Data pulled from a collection
------
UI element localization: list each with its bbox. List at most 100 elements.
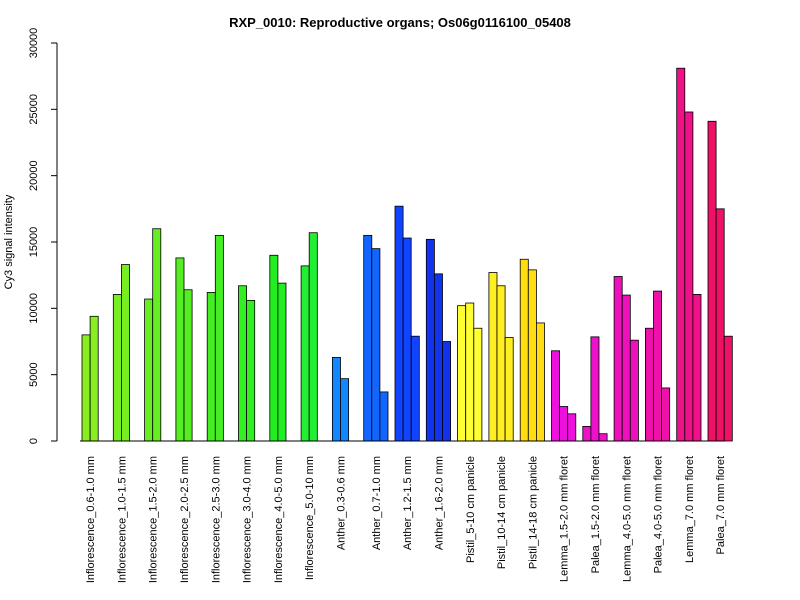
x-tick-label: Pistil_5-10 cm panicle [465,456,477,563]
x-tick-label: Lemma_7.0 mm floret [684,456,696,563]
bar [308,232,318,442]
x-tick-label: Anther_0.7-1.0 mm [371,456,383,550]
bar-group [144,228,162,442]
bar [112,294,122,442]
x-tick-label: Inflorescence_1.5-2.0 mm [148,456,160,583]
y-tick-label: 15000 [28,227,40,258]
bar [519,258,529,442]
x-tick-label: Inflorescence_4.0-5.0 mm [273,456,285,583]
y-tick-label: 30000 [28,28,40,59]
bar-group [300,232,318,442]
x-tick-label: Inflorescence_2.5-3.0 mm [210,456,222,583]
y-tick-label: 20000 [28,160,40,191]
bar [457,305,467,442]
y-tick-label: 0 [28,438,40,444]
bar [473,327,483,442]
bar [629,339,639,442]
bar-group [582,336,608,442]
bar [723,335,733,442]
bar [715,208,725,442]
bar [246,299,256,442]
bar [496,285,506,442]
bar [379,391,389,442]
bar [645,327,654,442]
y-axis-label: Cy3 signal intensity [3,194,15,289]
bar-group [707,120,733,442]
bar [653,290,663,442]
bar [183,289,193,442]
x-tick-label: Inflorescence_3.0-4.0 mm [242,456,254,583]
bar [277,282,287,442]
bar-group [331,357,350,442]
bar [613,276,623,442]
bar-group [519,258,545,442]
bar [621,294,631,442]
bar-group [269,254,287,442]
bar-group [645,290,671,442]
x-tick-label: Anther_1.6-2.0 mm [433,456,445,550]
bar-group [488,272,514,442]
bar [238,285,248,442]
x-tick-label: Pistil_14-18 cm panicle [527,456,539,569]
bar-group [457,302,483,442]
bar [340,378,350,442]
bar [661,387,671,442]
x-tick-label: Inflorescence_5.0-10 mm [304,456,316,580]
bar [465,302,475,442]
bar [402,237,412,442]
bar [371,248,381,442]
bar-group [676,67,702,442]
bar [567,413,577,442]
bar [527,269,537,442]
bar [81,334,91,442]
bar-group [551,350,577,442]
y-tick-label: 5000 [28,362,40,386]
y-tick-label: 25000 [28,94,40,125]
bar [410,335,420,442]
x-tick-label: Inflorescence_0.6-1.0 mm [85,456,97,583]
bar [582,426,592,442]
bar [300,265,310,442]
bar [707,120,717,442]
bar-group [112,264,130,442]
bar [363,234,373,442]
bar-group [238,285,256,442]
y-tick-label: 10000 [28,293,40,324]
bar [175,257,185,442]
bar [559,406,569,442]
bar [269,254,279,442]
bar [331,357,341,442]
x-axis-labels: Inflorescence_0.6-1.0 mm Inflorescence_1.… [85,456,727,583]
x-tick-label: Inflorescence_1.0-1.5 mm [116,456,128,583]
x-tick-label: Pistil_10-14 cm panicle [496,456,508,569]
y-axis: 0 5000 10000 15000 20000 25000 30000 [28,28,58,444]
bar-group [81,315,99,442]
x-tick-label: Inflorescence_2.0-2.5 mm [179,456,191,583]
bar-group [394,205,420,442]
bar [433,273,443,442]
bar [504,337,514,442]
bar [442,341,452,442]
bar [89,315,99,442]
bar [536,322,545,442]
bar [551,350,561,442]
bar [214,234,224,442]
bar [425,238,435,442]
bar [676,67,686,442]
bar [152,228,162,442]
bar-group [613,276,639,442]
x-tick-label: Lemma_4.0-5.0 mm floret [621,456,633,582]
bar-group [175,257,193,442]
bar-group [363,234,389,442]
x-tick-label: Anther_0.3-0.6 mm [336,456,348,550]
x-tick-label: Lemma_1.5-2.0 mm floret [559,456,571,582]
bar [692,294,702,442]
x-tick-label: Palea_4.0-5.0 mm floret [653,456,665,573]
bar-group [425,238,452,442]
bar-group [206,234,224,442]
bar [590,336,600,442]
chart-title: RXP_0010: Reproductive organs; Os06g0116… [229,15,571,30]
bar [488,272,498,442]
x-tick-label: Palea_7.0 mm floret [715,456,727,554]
------
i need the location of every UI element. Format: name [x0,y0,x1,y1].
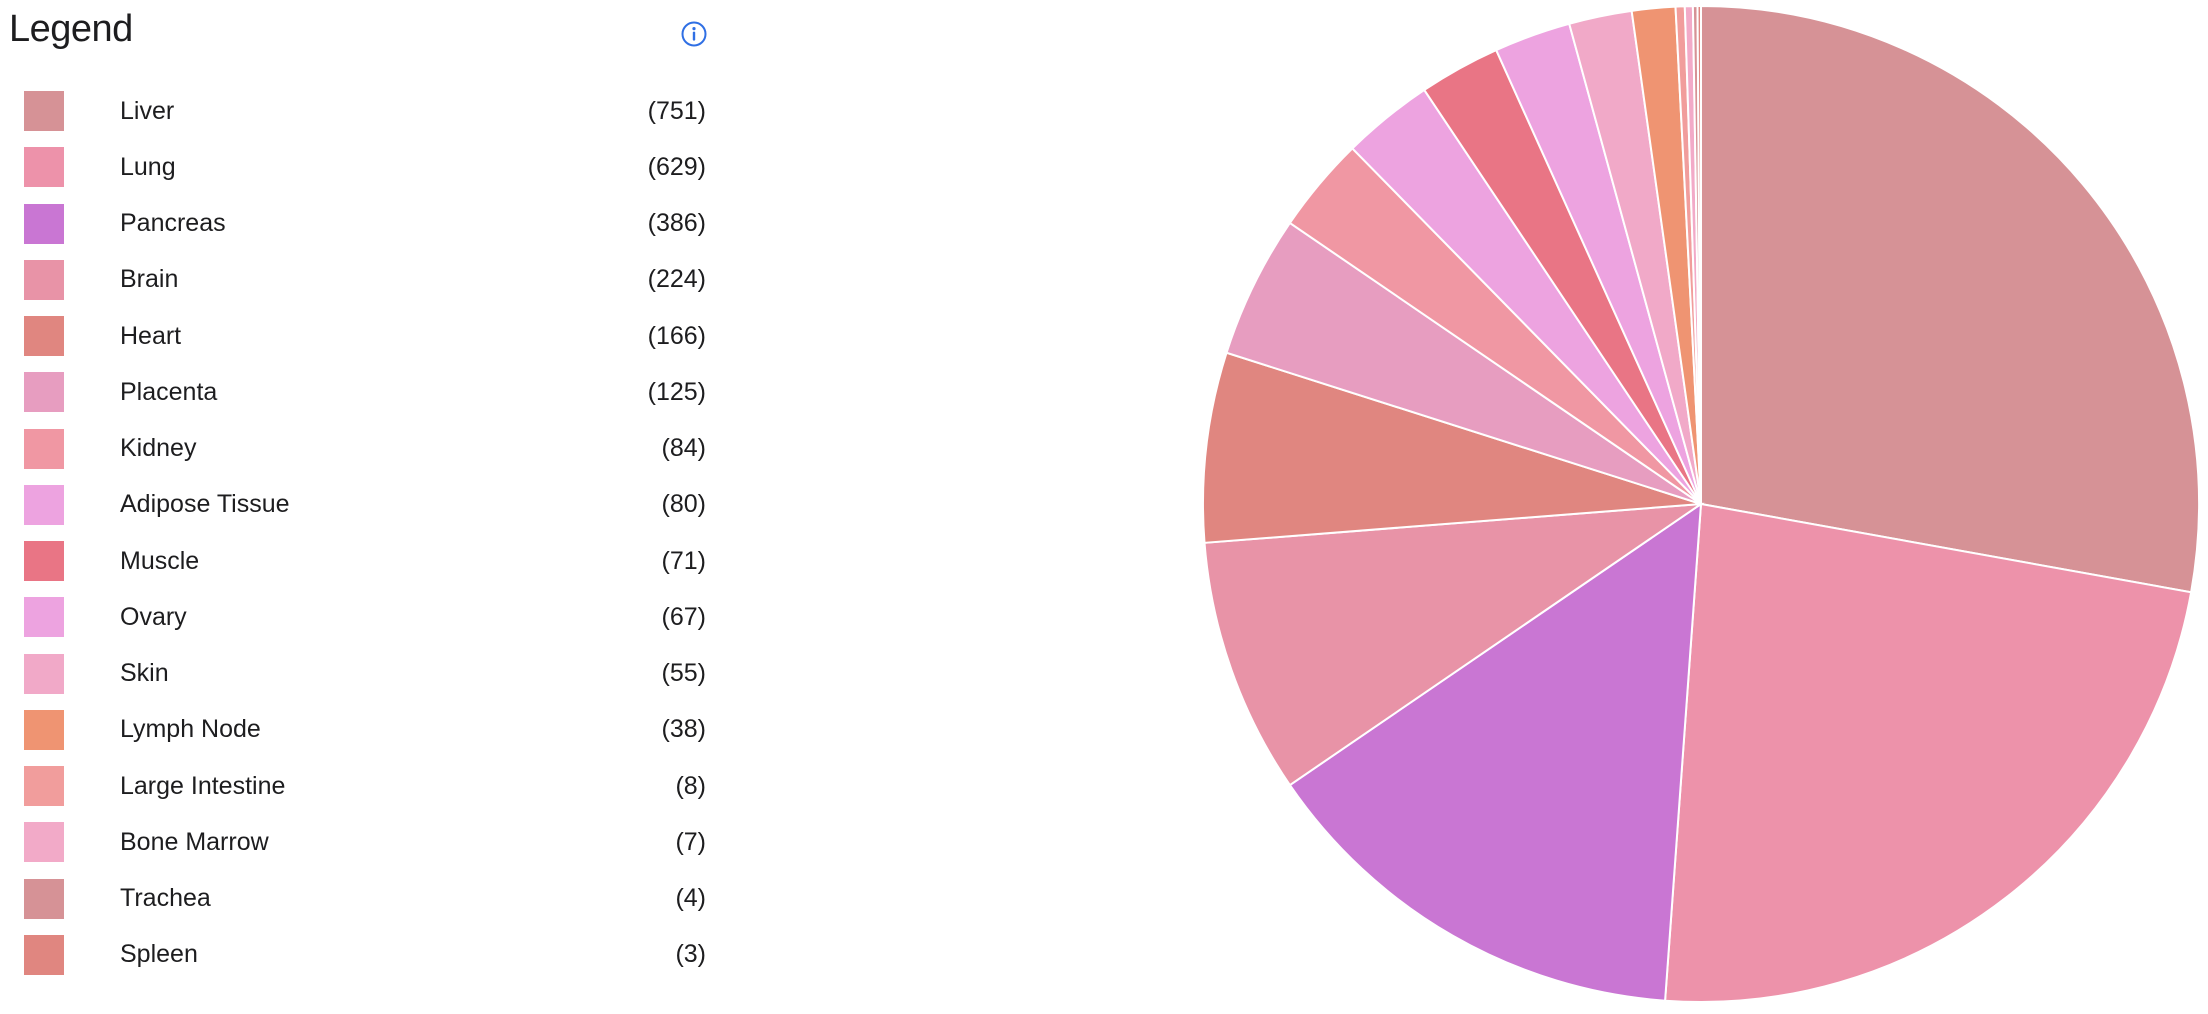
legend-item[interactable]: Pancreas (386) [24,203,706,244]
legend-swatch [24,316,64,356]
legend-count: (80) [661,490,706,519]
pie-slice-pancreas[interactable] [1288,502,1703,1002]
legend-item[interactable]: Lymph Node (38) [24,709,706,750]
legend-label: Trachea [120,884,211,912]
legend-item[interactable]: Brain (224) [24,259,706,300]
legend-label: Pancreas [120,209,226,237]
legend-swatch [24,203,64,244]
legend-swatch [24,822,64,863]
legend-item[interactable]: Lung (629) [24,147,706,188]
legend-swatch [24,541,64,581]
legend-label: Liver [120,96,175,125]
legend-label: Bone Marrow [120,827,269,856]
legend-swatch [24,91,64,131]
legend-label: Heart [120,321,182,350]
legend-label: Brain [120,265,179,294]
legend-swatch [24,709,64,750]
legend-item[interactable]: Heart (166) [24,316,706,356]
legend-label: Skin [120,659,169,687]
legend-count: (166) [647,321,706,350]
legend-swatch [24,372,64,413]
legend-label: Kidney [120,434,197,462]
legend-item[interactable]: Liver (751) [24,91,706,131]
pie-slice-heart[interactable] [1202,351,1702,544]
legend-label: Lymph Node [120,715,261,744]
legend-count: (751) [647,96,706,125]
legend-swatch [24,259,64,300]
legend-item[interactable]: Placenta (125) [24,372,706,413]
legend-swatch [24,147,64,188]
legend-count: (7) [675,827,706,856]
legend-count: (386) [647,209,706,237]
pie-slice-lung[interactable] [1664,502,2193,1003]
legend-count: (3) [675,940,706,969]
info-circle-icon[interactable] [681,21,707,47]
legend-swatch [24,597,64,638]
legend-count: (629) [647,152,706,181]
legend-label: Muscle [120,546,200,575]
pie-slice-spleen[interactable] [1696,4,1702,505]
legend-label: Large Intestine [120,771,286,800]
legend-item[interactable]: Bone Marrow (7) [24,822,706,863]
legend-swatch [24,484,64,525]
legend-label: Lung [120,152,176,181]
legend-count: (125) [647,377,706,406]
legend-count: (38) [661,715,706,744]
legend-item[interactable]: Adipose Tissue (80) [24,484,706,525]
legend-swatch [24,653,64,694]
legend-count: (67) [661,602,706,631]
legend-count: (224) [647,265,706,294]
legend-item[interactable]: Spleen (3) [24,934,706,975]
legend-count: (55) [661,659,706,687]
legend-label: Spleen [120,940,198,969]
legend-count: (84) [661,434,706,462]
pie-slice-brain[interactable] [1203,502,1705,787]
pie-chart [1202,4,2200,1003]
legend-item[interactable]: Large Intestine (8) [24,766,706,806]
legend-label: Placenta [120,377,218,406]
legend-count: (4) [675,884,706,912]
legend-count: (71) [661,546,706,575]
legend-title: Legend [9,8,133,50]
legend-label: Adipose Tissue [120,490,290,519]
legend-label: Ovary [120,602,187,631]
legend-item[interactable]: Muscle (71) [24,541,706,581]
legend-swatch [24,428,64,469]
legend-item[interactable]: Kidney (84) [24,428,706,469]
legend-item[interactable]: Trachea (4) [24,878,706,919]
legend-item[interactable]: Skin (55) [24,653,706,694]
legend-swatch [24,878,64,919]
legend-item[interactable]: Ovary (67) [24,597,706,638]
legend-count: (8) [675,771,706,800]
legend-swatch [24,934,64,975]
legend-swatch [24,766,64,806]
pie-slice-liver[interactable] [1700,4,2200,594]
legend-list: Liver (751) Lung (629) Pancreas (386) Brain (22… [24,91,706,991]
------
Write out again the lines starting at the one containing "legend-item[interactable]: Pancreas (386)" and ending at the one containing "legend-label: Trachea [120,884,211,912]", both included, and nothing else.

legend-item[interactable]: Pancreas (386) [24,203,706,244]
legend-swatch [24,316,64,356]
legend-count: (80) [661,490,706,519]
pie-slice-pancreas[interactable] [1288,502,1703,1002]
legend-item[interactable]: Lymph Node (38) [24,709,706,750]
legend-label: Trachea [120,884,211,912]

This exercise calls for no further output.